Extracted records
-- Start --

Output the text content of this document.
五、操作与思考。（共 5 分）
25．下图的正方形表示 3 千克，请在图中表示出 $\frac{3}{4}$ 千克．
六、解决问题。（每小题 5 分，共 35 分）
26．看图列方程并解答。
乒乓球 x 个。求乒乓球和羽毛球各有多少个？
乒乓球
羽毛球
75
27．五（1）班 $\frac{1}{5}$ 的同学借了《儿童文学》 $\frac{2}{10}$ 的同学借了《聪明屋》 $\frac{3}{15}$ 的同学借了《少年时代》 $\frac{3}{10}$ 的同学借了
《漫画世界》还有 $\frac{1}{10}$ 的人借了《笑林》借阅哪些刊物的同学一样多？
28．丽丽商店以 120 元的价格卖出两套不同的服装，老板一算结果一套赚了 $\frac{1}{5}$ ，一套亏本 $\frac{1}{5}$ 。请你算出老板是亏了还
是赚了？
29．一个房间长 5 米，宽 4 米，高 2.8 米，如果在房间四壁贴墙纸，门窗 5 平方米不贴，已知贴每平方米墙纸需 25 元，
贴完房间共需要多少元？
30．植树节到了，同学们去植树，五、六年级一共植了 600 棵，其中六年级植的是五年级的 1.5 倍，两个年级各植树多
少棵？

-- End --

Exercise:
Extract the full set of entries word for word.

Answer for the task:
Output the text content of this document.
五、操作与思考。（共 5 分）
25．下图的正方形表示 3 千克，请在图中表示出 $\frac{3}{4}$ 千克．
六、解决问题。（每小题 5 分，共 35 分）
26．看图列方程并解答。
乒乓球 x 个。求乒乓球和羽毛球各有多少个？
乒乓球
羽毛球
75
27．五（1）班 $\frac{1}{5}$ 的同学借了《儿童文学》 $\frac{2}{10}$ 的同学借了《聪明屋》 $\frac{3}{15}$ 的同学借了《少年时代》 $\frac{3}{10}$ 的同学借了
《漫画世界》还有 $\frac{1}{10}$ 的人借了《笑林》借阅哪些刊物的同学一样多？
28．丽丽商店以 120 元的价格卖出两套不同的服装，老板一算结果一套赚了 $\frac{1}{5}$ ，一套亏本 $\frac{1}{5}$ 。请你算出老板是亏了还
是赚了？
29．一个房间长 5 米，宽 4 米，高 2.8 米，如果在房间四壁贴墙纸，门窗 5 平方米不贴，已知贴每平方米墙纸需 25 元，
贴完房间共需要多少元？
30．植树节到了，同学们去植树，五、六年级一共植了 600 棵，其中六年级植的是五年级的 1.5 倍，两个年级各植树多
少棵？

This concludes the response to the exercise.